Stored data entries:
-- -- --
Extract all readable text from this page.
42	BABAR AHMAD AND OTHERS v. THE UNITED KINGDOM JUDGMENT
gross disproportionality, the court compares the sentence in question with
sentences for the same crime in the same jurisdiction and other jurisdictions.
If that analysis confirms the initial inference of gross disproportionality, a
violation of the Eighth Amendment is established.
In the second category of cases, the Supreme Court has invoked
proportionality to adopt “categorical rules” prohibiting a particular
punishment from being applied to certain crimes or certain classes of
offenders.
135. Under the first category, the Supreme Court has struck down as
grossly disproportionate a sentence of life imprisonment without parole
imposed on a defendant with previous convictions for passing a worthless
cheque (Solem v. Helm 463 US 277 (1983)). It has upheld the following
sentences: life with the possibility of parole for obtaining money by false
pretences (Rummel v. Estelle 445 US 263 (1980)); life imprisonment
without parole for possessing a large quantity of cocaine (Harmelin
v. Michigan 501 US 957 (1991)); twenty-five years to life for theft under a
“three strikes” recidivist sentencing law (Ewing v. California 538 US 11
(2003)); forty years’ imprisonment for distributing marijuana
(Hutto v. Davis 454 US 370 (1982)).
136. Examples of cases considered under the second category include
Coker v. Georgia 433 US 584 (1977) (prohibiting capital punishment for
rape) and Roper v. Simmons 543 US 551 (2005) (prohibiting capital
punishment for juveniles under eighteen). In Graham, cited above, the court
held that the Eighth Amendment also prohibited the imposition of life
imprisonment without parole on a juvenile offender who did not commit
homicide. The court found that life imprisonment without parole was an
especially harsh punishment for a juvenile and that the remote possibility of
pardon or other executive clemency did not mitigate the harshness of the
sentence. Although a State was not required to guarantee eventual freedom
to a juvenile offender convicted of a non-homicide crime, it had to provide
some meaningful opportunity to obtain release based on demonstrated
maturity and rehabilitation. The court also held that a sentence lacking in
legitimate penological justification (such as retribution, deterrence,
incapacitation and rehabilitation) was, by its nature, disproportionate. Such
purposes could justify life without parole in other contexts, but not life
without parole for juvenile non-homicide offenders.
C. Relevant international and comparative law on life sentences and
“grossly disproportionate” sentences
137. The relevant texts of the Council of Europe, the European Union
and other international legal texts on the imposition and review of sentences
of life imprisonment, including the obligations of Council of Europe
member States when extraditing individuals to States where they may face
-- -- --
**WRITTEN INSTRUCTION:** Copy the material above verbatim.

**TASK RESULT:**
Extract all readable text from this page.
42	BABAR AHMAD AND OTHERS v. THE UNITED KINGDOM JUDGMENT
gross disproportionality, the court compares the sentence in question with
sentences for the same crime in the same jurisdiction and other jurisdictions.
If that analysis confirms the initial inference of gross disproportionality, a
violation of the Eighth Amendment is established.
In the second category of cases, the Supreme Court has invoked
proportionality to adopt “categorical rules” prohibiting a particular
punishment from being applied to certain crimes or certain classes of
offenders.
135. Under the first category, the Supreme Court has struck down as
grossly disproportionate a sentence of life imprisonment without parole
imposed on a defendant with previous convictions for passing a worthless
cheque (Solem v. Helm 463 US 277 (1983)). It has upheld the following
sentences: life with the possibility of parole for obtaining money by false
pretences (Rummel v. Estelle 445 US 263 (1980)); life imprisonment
without parole for possessing a large quantity of cocaine (Harmelin
v. Michigan 501 US 957 (1991)); twenty-five years to life for theft under a
“three strikes” recidivist sentencing law (Ewing v. California 538 US 11
(2003)); forty years’ imprisonment for distributing marijuana
(Hutto v. Davis 454 US 370 (1982)).
136. Examples of cases considered under the second category include
Coker v. Georgia 433 US 584 (1977) (prohibiting capital punishment for
rape) and Roper v. Simmons 543 US 551 (2005) (prohibiting capital
punishment for juveniles under eighteen). In Graham, cited above, the court
held that the Eighth Amendment also prohibited the imposition of life
imprisonment without parole on a juvenile offender who did not commit
homicide. The court found that life imprisonment without parole was an
especially harsh punishment for a juvenile and that the remote possibility of
pardon or other executive clemency did not mitigate the harshness of the
sentence. Although a State was not required to guarantee eventual freedom
to a juvenile offender convicted of a non-homicide crime, it had to provide
some meaningful opportunity to obtain release based on demonstrated
maturity and rehabilitation. The court also held that a sentence lacking in
legitimate penological justification (such as retribution, deterrence,
incapacitation and rehabilitation) was, by its nature, disproportionate. Such
purposes could justify life without parole in other contexts, but not life
without parole for juvenile non-homicide offenders.
C. Relevant international and comparative law on life sentences and
“grossly disproportionate” sentences
137. The relevant texts of the Council of Europe, the European Union
and other international legal texts on the imposition and review of sentences
of life imprisonment, including the obligations of Council of Europe
member States when extraditing individuals to States where they may face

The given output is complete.